Data:

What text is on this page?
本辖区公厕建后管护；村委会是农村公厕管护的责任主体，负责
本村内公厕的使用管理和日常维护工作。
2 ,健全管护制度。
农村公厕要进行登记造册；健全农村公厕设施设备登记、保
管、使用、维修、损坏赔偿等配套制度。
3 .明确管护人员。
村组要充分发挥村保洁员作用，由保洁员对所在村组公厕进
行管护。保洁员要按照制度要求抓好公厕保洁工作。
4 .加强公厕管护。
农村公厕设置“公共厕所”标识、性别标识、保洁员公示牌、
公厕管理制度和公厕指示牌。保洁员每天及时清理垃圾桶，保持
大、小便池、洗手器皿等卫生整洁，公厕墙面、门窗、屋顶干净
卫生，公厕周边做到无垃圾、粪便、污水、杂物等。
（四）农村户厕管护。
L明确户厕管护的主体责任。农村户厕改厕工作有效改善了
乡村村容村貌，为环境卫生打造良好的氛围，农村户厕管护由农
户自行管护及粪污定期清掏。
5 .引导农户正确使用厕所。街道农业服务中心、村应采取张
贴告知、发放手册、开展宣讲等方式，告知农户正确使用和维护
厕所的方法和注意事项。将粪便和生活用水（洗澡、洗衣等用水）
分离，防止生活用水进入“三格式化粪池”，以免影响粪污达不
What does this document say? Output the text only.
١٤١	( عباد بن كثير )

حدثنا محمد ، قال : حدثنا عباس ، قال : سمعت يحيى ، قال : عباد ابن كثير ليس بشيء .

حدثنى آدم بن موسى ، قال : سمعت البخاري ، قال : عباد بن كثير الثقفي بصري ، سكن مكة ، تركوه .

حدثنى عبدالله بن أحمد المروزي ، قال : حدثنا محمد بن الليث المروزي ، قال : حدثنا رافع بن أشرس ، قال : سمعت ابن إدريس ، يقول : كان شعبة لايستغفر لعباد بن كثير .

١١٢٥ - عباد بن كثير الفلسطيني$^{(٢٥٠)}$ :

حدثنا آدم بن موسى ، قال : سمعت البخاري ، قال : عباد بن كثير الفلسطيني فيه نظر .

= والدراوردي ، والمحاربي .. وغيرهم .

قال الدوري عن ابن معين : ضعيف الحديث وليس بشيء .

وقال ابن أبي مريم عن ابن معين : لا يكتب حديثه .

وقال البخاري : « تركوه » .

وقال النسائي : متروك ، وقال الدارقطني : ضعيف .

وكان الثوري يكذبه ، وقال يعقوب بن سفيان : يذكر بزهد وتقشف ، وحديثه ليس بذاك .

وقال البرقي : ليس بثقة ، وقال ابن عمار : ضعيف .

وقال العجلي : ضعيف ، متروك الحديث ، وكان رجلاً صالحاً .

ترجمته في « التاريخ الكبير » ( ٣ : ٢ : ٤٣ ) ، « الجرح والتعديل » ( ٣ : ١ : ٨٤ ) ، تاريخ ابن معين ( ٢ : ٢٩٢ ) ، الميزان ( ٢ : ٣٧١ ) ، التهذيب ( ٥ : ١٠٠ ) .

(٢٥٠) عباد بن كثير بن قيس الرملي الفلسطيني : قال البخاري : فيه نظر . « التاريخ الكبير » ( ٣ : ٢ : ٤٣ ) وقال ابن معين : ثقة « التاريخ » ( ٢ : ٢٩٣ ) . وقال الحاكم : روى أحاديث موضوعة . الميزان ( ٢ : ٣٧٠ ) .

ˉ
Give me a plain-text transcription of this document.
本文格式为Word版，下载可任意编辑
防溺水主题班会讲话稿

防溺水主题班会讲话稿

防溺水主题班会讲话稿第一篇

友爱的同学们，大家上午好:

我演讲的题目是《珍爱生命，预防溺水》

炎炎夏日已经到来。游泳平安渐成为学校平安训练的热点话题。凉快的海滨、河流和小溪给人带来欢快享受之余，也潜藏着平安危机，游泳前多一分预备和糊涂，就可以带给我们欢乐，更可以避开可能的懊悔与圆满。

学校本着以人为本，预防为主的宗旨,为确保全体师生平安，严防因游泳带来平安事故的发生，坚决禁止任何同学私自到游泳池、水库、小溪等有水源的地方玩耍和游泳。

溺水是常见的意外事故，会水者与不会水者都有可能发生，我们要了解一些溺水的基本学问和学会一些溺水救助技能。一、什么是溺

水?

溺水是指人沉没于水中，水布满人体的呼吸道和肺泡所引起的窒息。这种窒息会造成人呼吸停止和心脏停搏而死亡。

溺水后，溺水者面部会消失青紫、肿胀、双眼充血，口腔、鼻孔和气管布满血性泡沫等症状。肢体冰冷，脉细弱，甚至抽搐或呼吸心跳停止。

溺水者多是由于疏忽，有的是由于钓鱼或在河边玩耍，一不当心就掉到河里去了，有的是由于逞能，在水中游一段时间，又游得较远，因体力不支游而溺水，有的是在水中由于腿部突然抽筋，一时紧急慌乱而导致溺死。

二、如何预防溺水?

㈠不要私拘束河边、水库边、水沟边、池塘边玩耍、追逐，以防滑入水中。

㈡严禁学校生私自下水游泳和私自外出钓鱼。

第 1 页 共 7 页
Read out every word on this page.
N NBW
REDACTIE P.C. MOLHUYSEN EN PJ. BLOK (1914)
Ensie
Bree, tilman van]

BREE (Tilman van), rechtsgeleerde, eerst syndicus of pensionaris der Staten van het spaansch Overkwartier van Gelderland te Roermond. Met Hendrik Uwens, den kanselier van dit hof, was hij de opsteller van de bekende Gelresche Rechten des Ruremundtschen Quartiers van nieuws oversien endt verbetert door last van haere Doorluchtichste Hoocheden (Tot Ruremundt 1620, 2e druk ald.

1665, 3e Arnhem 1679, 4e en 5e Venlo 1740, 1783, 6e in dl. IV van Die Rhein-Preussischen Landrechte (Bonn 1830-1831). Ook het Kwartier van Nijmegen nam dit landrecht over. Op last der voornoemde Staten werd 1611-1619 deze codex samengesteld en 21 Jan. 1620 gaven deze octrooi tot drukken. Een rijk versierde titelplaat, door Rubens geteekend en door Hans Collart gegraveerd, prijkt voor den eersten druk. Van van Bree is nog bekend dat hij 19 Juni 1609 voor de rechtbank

Exercise details:
Search the data above for the word "text", then gather each line in which it appears.

The response:
What text is on this page?
What does this document say? Output the text only.
Give me a plain-text transcription of this document.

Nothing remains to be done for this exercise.